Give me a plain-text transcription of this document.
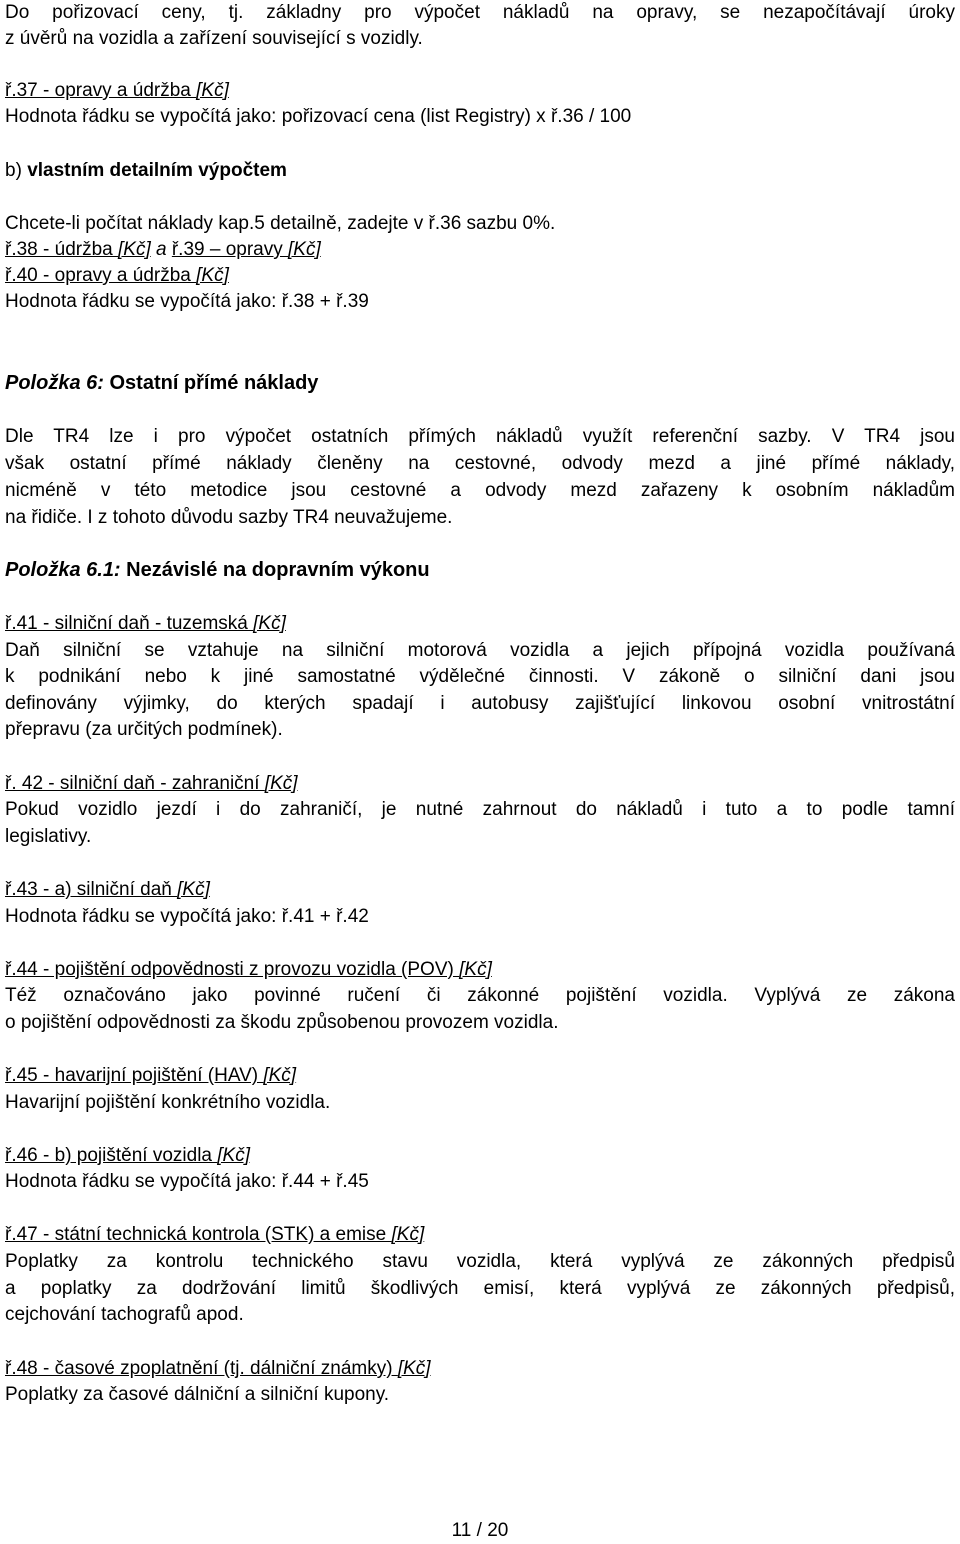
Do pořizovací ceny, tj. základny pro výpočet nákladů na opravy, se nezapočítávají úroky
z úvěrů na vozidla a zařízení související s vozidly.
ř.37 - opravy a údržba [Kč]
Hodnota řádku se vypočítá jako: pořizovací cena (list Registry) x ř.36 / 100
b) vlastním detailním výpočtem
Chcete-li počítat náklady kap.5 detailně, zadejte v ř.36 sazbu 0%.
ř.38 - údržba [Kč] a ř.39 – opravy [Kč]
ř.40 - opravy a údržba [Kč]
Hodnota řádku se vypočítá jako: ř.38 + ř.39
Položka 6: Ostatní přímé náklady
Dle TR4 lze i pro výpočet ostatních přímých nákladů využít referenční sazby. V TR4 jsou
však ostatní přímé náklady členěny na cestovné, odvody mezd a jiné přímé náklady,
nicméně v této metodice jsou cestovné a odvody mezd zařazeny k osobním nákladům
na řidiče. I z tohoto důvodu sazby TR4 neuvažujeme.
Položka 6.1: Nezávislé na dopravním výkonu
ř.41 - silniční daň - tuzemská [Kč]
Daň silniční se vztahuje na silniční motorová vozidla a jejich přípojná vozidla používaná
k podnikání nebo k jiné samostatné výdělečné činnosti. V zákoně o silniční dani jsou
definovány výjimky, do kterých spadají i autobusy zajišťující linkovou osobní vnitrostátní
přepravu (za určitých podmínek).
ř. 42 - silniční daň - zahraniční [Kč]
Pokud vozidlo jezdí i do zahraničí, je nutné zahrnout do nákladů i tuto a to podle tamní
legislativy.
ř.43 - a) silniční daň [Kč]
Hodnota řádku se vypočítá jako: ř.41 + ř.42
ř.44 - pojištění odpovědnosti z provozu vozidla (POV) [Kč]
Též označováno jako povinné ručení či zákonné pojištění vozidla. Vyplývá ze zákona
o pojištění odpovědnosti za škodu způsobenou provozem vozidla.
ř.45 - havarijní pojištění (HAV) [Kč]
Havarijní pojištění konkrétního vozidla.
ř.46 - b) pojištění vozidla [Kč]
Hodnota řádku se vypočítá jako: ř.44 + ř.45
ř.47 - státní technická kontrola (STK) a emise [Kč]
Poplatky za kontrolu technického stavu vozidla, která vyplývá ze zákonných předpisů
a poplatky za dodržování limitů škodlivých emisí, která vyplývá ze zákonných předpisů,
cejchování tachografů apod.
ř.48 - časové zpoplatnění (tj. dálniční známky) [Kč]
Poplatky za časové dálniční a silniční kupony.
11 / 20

==

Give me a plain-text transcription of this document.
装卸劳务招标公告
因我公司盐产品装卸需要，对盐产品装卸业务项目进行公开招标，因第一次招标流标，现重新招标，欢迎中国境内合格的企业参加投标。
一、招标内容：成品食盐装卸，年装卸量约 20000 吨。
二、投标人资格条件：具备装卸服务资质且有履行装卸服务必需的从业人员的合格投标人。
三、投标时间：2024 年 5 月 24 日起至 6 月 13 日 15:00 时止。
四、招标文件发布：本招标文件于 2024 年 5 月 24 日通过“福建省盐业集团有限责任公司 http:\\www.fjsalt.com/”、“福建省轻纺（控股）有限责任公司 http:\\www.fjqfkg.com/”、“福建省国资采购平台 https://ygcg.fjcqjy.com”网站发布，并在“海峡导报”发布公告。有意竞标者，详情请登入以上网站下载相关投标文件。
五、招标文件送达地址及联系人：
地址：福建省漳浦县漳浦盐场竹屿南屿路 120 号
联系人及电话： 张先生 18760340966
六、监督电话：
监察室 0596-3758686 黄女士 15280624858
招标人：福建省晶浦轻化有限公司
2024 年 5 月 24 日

-- Task details --
Your reply is one number: how many lines of the records above contain the word "jako".

-- Answer in full --
5